[Layout entries]
┌──

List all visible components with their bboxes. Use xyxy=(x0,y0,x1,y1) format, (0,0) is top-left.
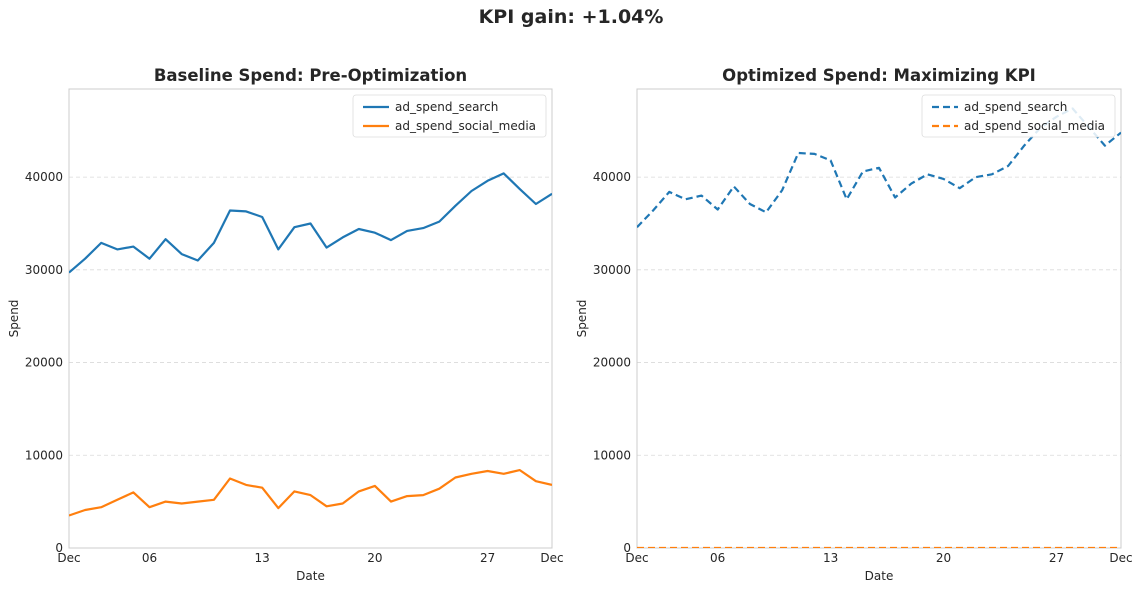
baseline-series-group xyxy=(69,172,552,517)
baseline-legend-entry: ad_spend_search xyxy=(395,100,498,114)
baseline-xtick-label: Dec xyxy=(57,551,80,565)
optimized-xtick-label: Dec xyxy=(625,551,648,565)
baseline-legend-box xyxy=(352,94,547,138)
optimized-series-group xyxy=(637,107,1121,548)
figure-title: KPI gain: +1.04% xyxy=(478,6,664,28)
baseline-ytick-label: 40000 xyxy=(25,170,63,184)
baseline-ytick-label: 0 xyxy=(55,541,63,555)
optimized-ylabel: Spend xyxy=(575,300,589,338)
chart-baseline: 0 10000 20000 30000 40000 Dec 06 13 20 27 Dec Date S… xyxy=(7,66,564,583)
optimized-title: Optimized Spend: Maximizing KPI xyxy=(722,66,1036,85)
baseline-xtick-label: Dec xyxy=(540,551,563,565)
optimized-xtick-label: Dec xyxy=(1109,551,1132,565)
optimized-ytick-label: 40000 xyxy=(593,170,631,184)
baseline-legend-entry: ad_spend_social_media xyxy=(395,119,536,133)
baseline-plot-frame xyxy=(68,88,553,549)
optimized-ytick-label: 10000 xyxy=(593,448,631,462)
optimized-series-line-ad-spend-search xyxy=(637,107,1121,228)
optimized-xtick-label: 13 xyxy=(823,551,838,565)
optimized-ytick-label: 20000 xyxy=(593,356,631,370)
baseline-ytick-label: 20000 xyxy=(25,356,63,370)
optimized-legend-box xyxy=(921,94,1116,138)
chart-optimized: 0 10000 20000 30000 40000 Dec 06 13 20 27 Dec Date S… xyxy=(575,66,1133,583)
optimized-ytick-label: 30000 xyxy=(593,263,631,277)
optimized-ytick-label: 0 xyxy=(623,541,631,555)
baseline-series-line-ad-spend-social-media xyxy=(69,469,552,517)
baseline-xtick-label: 13 xyxy=(255,551,270,565)
optimized-xlabel: Date xyxy=(865,569,894,583)
optimized-xtick-label: 20 xyxy=(936,551,951,565)
baseline-title: Baseline Spend: Pre-Optimization xyxy=(154,66,467,85)
baseline-xtick-label: 20 xyxy=(367,551,382,565)
optimized-xtick-label: 27 xyxy=(1049,551,1064,565)
baseline-xlabel: Date xyxy=(296,569,325,583)
baseline-ylabel: Spend xyxy=(7,300,21,338)
optimized-legend-entry: ad_spend_social_media xyxy=(964,119,1105,133)
baseline-xtick-label: 27 xyxy=(480,551,495,565)
baseline-xtick-label: 06 xyxy=(142,551,157,565)
baseline-ytick-label: 10000 xyxy=(25,448,63,462)
baseline-series-line-ad-spend-search xyxy=(69,172,552,274)
baseline-ytick-label: 30000 xyxy=(25,263,63,277)
optimized-xtick-label: 06 xyxy=(710,551,725,565)
optimized-legend-entry: ad_spend_search xyxy=(964,100,1067,114)
optimized-plot-frame xyxy=(636,88,1122,549)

└──

GIVEN PROBLEM>
Reproduce, unchanged, every entry from the line containing "baseline-series-group xyxy=(69,172,552,517)" down through the line containing "optimized-xtick-label: Dec xyxy=(1109,551,1132,565)", including both of those lines.

THE ANSWER>
baseline-series-group xyxy=(69,172,552,517)
baseline-legend-entry: ad_spend_search xyxy=(395,100,498,114)
baseline-xtick-label: Dec xyxy=(57,551,80,565)
optimized-xtick-label: Dec xyxy=(625,551,648,565)
baseline-legend-box xyxy=(352,94,547,138)
optimized-series-group xyxy=(637,107,1121,548)
figure-title: KPI gain: +1.04% xyxy=(478,6,664,28)
baseline-ytick-label: 40000 xyxy=(25,170,63,184)
baseline-ytick-label: 0 xyxy=(55,541,63,555)
optimized-ylabel: Spend xyxy=(575,300,589,338)
chart-baseline: 0 10000 20000 30000 40000 Dec 06 13 20 27 Dec Date S… xyxy=(7,66,564,583)
optimized-title: Optimized Spend: Maximizing KPI xyxy=(722,66,1036,85)
baseline-xtick-label: Dec xyxy=(540,551,563,565)
optimized-xtick-label: Dec xyxy=(1109,551,1132,565)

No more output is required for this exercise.